Segment Start: Provided passage

In summary, we have presented a demonstration of both electrically driven single-photon emission from a well-defined isolated single molecule and further construction of single-photon emitter arrays. Such capability not only provides new insights into the photophysics of molecular emitters near metals at the nanometer scale, but also opens up new opportunities to explore and control electrically driven single-photon sources that are important for future quantum information processing and nano-optoelectronics.

Methods

Sample and tip preparation

Our experiments were performed with a custom low-temperature ultrahigh-vacuum STM (Unisoku) combined with optical detection systems at about 8 K under a base pressure of about 1 × 10−10 Torr. ZnPc molecules were thermally evaporated onto the Ag(100) substrate partially covered by NaCl islands at about 8 K (Ag(100) was previously cleaned by argon ion sputtering and annealing). Electrochemically etched Ag tips used in all our experiments were cleaned by electron-bombarding and argon-ion sputtering. STM imaging and spectral measurements were taken in a constant-current mode with the sample biased. The manipulation of ZnPc molecules was realized via pushing following the method described in our previous work33.

Segment End: Provided passage
Segment Start: Exercise data

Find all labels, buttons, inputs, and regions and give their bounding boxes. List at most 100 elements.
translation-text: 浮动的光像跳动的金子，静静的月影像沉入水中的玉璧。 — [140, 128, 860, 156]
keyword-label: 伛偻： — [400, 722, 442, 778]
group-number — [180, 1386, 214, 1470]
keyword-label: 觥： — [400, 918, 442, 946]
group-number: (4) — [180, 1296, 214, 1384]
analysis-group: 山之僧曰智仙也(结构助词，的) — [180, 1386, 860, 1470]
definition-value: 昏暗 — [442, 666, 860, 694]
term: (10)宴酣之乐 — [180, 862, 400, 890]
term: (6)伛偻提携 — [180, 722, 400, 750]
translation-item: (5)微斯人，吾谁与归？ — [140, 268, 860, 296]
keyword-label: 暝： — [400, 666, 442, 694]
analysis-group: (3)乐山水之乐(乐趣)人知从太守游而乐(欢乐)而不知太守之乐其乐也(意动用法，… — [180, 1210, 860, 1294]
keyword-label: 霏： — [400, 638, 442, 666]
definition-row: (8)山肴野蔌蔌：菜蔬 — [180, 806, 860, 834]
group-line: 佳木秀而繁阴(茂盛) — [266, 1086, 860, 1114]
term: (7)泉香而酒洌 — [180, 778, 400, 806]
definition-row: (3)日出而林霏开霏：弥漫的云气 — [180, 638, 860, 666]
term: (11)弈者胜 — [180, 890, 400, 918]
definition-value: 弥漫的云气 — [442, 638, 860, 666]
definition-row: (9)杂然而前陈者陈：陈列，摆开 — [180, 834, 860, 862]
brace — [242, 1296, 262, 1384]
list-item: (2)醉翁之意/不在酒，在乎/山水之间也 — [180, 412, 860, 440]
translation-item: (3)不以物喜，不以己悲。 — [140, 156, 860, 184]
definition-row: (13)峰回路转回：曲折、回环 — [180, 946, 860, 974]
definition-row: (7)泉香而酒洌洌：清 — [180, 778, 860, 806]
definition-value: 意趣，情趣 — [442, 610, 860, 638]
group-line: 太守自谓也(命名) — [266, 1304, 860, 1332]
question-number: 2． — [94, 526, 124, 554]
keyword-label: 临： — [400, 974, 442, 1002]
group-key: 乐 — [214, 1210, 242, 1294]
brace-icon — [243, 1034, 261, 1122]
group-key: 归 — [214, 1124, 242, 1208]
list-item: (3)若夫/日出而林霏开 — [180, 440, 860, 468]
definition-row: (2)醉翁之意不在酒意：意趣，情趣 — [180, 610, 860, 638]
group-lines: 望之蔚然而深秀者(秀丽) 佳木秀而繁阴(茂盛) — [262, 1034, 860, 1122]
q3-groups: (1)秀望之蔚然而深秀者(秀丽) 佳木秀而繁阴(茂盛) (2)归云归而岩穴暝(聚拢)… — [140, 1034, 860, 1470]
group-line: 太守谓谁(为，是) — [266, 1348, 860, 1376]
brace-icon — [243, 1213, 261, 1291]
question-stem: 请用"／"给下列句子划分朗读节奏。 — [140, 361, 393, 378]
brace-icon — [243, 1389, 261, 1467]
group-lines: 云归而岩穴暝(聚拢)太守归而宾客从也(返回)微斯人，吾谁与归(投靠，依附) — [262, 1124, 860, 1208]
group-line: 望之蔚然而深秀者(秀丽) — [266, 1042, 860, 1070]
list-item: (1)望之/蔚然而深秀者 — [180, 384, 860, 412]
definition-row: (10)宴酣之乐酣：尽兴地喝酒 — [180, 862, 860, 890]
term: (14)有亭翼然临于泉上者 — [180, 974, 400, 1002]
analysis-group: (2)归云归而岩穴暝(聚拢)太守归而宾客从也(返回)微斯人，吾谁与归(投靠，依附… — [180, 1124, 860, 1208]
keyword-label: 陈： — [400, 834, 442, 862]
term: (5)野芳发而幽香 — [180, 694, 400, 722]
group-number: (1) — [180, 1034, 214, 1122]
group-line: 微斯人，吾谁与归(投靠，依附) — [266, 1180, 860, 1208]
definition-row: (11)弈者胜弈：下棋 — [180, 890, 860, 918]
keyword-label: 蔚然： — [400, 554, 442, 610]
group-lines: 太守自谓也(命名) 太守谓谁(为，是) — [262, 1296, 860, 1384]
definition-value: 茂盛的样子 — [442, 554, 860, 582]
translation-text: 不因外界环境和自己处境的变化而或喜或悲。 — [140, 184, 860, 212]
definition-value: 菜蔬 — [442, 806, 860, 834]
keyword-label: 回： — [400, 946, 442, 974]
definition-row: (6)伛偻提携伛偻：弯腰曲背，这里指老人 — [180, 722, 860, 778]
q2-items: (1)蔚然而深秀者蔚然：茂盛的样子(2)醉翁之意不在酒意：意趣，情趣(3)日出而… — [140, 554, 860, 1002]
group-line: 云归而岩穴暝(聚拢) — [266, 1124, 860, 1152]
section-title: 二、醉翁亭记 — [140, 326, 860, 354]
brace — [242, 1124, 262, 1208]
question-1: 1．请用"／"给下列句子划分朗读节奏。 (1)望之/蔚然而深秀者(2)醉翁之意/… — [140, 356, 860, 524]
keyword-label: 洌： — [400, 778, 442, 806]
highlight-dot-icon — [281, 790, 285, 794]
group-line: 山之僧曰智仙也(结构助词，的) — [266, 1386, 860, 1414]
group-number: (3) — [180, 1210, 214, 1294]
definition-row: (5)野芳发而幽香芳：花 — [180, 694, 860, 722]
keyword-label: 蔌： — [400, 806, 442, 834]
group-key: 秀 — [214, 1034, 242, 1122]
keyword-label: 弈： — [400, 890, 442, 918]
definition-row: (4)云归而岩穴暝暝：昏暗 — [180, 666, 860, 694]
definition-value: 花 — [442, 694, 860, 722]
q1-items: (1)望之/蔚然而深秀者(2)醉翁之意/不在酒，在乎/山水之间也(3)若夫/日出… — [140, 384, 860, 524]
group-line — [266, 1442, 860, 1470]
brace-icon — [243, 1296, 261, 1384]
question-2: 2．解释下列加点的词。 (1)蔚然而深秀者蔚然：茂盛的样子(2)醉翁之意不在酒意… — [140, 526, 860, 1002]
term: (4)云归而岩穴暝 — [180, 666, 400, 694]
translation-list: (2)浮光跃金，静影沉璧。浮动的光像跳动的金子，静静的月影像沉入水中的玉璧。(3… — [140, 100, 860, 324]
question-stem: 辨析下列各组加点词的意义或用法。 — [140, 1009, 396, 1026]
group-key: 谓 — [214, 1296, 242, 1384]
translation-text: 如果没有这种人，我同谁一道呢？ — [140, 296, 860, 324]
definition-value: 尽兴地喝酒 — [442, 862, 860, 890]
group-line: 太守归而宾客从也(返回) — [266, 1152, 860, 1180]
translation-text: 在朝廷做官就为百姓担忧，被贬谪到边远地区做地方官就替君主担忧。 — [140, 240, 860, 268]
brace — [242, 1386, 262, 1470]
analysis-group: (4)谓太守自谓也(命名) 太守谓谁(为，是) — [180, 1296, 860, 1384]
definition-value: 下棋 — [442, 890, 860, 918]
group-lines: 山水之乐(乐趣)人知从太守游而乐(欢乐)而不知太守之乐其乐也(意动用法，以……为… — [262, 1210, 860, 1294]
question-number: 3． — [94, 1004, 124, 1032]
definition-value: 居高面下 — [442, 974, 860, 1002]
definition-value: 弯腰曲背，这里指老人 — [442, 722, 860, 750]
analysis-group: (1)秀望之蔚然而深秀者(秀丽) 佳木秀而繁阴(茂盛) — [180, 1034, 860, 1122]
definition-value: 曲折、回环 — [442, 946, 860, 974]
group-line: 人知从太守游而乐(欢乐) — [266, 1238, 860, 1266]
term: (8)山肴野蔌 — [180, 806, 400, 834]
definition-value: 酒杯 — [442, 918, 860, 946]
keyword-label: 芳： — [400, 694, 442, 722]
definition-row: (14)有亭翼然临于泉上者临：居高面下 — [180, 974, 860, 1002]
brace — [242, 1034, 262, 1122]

Segment End: Exercise data

• **Problem set**
1: Please list the cleaning treatments named in the single-photon emission passage, giving each treatment only once.
2: Duplicate the part of the single-photon emission passage starting with "Our experiments were performed" and going on through "our previous work33.".

• **Results of the exercise**
1:
- Argon ion sputtering
- Annealing
- Electron-bombarding

2:
Our experiments were performed with a custom low-temperature ultrahigh-vacuum STM (Unisoku) combined with optical detection systems at about 8 K under a base pressure of about 1 × 10−10 Torr. ZnPc molecules were thermally evaporated onto the Ag(100) substrate partially covered by NaCl islands at about 8 K (Ag(100) was previously cleaned by argon ion sputtering and annealing). Electrochemically etched Ag tips used in all our experiments were cleaned by electron-bombarding and argon-ion sputtering. STM imaging and spectral measurements were taken in a constant-current mode with the sample biased. The manipulation of ZnPc molecules was realized via pushing following the method described in our previous work33.